> [Your instructions] Each record must be reproduced exactly as it is shown.

> [Data shown]
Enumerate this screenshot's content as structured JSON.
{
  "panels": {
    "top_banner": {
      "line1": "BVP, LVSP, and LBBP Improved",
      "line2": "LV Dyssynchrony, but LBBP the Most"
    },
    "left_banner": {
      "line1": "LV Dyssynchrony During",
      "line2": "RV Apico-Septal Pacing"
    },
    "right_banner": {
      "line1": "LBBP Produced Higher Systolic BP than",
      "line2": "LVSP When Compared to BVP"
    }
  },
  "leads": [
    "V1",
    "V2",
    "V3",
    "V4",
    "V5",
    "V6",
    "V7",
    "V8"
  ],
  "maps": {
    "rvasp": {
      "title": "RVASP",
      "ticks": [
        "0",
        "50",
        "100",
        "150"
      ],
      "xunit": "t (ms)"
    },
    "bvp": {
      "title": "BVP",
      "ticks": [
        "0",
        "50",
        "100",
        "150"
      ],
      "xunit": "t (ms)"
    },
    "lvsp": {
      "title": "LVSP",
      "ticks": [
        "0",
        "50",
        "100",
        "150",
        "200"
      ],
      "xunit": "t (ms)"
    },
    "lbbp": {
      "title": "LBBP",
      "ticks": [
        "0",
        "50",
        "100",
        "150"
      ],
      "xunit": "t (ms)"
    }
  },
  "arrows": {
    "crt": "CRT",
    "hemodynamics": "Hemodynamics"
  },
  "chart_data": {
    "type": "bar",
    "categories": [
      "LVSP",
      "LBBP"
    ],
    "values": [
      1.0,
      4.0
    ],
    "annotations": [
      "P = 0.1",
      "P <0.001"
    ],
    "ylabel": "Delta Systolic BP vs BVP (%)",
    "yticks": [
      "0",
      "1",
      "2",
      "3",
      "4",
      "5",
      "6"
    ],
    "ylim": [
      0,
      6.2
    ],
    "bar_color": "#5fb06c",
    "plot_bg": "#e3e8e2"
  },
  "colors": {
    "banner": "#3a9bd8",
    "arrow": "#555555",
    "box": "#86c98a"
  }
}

> [Finished exercise]
Enumerate this screenshot's content as structured JSON.
{
  "panels": {
    "top_banner": {
      "line1": "BVP, LVSP, and LBBP Improved",
      "line2": "LV Dyssynchrony, but LBBP the Most"
    },
    "left_banner": {
      "line1": "LV Dyssynchrony During",
      "line2": "RV Apico-Septal Pacing"
    },
    "right_banner": {
      "line1": "LBBP Produced Higher Systolic BP than",
      "line2": "LVSP When Compared to BVP"
    }
  },
  "leads": [
    "V1",
    "V2",
    "V3",
    "V4",
    "V5",
    "V6",
    "V7",
    "V8"
  ],
  "maps": {
    "rvasp": {
      "title": "RVASP",
      "ticks": [
        "0",
        "50",
        "100",
        "150"
      ],
      "xunit": "t (ms)"
    },
    "bvp": {
      "title": "BVP",
      "ticks": [
        "0",
        "50",
        "100",
        "150"
      ],
      "xunit": "t (ms)"
    },
    "lvsp": {
      "title": "LVSP",
      "ticks": [
        "0",
        "50",
        "100",
        "150",
        "200"
      ],
      "xunit": "t (ms)"
    },
    "lbbp": {
      "title": "LBBP",
      "ticks": [
        "0",
        "50",
        "100",
        "150"
      ],
      "xunit": "t (ms)"
    }
  },
  "arrows": {
    "crt": "CRT",
    "hemodynamics": "Hemodynamics"
  },
  "chart_data": {
    "type": "bar",
    "categories": [
      "LVSP",
      "LBBP"
    ],
    "values": [
      1.0,
      4.0
    ],
    "annotations": [
      "P = 0.1",
      "P <0.001"
    ],
    "ylabel": "Delta Systolic BP vs BVP (%)",
    "yticks": [
      "0",
      "1",
      "2",
      "3",
      "4",
      "5",
      "6"
    ],
    "ylim": [
      0,
      6.2
    ],
    "bar_color": "#5fb06c",
    "plot_bg": "#e3e8e2"
  },
  "colors": {
    "banner": "#3a9bd8",
    "arrow": "#555555",
    "box": "#86c98a"
  }
}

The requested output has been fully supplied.